>> Start Records to process

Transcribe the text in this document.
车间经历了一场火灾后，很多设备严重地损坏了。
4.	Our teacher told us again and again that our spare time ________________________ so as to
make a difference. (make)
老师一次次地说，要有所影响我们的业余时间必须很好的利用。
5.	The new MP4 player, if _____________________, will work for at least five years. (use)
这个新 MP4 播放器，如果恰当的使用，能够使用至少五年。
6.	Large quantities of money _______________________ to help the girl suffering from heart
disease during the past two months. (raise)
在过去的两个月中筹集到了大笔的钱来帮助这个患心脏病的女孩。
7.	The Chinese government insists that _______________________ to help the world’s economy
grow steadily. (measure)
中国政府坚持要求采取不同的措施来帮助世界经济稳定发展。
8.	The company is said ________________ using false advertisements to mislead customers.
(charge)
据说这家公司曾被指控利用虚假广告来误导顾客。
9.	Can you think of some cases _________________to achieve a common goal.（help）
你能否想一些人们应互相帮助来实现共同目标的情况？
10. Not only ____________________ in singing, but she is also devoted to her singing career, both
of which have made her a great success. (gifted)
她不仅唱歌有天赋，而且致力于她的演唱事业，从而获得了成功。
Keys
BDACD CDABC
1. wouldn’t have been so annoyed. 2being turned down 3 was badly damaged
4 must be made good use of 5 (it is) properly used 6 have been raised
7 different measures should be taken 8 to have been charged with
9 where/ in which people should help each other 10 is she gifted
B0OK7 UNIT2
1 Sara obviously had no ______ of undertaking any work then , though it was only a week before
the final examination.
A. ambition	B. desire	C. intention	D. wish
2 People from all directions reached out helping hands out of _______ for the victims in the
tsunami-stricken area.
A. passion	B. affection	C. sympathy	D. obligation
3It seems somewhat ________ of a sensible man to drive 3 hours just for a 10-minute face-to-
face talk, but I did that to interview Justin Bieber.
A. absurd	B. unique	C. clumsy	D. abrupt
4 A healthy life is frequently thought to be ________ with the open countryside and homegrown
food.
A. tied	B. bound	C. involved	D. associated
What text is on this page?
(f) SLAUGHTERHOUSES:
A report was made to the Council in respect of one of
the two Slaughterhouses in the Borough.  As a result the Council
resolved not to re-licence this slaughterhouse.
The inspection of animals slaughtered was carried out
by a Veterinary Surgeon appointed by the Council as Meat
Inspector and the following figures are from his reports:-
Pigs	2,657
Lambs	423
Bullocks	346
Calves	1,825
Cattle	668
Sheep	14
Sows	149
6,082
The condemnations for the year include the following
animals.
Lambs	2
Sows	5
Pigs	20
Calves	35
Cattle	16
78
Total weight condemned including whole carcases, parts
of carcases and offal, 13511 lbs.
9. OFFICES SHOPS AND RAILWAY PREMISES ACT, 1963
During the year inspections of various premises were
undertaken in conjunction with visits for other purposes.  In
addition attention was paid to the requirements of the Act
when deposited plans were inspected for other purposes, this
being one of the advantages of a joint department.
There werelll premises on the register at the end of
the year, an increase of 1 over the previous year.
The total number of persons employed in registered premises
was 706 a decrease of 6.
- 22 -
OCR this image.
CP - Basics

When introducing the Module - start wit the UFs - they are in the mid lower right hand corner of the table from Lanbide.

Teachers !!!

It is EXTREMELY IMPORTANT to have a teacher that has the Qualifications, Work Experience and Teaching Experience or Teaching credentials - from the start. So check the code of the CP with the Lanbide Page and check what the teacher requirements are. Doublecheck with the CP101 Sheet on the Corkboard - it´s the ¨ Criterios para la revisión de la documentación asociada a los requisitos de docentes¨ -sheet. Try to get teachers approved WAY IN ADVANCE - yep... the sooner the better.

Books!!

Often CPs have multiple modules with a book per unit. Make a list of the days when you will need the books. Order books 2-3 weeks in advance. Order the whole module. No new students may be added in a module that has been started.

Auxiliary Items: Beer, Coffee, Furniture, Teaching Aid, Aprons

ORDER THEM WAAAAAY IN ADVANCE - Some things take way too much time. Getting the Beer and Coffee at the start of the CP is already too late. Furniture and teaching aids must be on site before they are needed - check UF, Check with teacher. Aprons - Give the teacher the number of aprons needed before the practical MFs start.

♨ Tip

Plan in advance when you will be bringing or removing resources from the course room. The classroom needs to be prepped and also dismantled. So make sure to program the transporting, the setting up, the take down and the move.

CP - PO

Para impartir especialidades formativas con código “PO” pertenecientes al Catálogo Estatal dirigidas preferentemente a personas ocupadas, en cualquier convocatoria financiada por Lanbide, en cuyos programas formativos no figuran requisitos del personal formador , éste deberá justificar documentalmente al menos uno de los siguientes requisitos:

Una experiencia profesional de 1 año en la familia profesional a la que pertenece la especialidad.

>> End Records to process

#### [Problem to solve]
Pick out the lines that include the word "should" and write them out.

#### [Task output]
7 different measures should be taken 8 to have been charged with
9 where/ in which people should help each other 10 is she gifted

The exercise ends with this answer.